◆ TASK ◆
Copy out all lines carrying the word "consent".

◆ Data listing ◆
━━━━━━
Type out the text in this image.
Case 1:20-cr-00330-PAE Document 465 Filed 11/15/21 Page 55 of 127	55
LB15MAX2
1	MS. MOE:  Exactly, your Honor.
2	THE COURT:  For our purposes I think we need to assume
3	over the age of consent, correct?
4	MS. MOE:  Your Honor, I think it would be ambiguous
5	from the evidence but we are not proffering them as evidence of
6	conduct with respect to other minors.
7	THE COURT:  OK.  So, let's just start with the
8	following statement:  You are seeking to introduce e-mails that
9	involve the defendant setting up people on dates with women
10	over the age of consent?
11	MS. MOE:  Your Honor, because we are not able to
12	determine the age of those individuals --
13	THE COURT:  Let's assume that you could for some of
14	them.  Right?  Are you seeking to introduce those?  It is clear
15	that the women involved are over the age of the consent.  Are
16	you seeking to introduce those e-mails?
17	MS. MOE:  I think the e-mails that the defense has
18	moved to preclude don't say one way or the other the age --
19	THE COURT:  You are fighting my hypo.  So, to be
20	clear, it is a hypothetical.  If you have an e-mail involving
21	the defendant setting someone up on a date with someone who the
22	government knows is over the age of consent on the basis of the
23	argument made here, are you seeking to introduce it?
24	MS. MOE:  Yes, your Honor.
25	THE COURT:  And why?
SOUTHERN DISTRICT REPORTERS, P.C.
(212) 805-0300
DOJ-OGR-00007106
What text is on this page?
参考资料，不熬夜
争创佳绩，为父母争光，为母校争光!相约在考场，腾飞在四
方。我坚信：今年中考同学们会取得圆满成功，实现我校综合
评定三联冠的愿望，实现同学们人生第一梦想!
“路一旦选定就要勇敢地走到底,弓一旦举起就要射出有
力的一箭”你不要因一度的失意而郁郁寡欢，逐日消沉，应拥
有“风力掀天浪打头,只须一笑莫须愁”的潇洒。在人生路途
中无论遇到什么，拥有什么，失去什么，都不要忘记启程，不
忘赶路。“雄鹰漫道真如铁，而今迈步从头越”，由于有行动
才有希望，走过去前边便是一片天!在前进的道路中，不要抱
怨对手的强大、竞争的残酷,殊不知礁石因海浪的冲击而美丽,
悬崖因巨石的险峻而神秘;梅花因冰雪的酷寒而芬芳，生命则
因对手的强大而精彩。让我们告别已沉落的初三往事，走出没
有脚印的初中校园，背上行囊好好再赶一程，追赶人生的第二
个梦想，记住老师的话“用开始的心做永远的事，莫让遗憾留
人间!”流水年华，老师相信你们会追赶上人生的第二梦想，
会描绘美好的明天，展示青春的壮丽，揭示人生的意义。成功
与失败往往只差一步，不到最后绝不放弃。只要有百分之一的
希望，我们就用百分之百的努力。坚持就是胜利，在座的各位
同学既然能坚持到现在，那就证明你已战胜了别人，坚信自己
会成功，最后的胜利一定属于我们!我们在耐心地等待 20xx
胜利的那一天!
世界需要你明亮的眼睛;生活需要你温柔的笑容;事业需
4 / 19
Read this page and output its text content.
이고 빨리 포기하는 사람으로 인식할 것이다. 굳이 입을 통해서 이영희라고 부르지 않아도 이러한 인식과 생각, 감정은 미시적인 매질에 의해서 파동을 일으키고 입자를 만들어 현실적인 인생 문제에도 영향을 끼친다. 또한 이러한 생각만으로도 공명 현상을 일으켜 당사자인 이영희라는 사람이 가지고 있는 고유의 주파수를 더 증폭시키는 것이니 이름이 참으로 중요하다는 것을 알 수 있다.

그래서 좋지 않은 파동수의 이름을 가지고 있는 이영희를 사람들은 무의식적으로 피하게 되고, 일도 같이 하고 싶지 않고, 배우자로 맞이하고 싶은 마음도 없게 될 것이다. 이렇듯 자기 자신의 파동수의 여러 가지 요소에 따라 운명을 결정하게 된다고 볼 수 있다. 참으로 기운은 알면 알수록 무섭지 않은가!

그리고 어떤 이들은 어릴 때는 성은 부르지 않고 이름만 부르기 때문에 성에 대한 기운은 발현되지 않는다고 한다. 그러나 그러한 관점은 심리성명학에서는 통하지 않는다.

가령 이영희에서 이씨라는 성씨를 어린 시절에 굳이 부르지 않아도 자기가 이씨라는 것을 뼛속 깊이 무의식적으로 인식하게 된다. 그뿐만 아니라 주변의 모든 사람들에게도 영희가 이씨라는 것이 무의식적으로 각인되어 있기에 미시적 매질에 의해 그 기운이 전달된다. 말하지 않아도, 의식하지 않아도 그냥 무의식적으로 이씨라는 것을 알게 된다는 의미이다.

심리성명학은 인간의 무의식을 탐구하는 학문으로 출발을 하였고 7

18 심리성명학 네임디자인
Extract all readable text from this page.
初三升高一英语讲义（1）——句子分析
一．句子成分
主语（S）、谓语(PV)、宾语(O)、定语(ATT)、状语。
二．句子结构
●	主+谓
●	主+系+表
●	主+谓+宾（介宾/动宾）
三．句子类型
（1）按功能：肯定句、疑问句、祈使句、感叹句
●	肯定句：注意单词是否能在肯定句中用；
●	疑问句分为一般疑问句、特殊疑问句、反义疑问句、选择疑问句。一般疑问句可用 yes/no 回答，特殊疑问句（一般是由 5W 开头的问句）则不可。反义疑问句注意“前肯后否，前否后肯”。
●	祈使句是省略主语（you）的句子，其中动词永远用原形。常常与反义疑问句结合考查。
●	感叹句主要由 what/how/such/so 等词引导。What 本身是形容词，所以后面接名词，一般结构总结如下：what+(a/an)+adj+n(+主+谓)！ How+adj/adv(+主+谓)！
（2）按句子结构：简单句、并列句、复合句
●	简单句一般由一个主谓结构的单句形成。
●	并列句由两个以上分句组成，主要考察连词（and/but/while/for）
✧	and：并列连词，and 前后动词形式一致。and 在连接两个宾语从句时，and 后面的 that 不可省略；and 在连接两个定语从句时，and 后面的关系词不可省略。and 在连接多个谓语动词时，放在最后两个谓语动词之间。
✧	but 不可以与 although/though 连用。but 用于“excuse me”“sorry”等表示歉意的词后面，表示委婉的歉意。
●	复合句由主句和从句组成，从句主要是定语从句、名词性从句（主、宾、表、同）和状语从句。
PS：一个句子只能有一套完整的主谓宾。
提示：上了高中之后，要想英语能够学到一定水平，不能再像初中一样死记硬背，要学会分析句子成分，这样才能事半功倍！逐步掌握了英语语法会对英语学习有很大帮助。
━━━━━━
◆ FINISHED EXERCISE ◆
3	over the age of consent, correct?
10	over the age of consent?
15	that the women involved are over the age of the consent.  Are
22	government knows is over the age of consent on the basis of the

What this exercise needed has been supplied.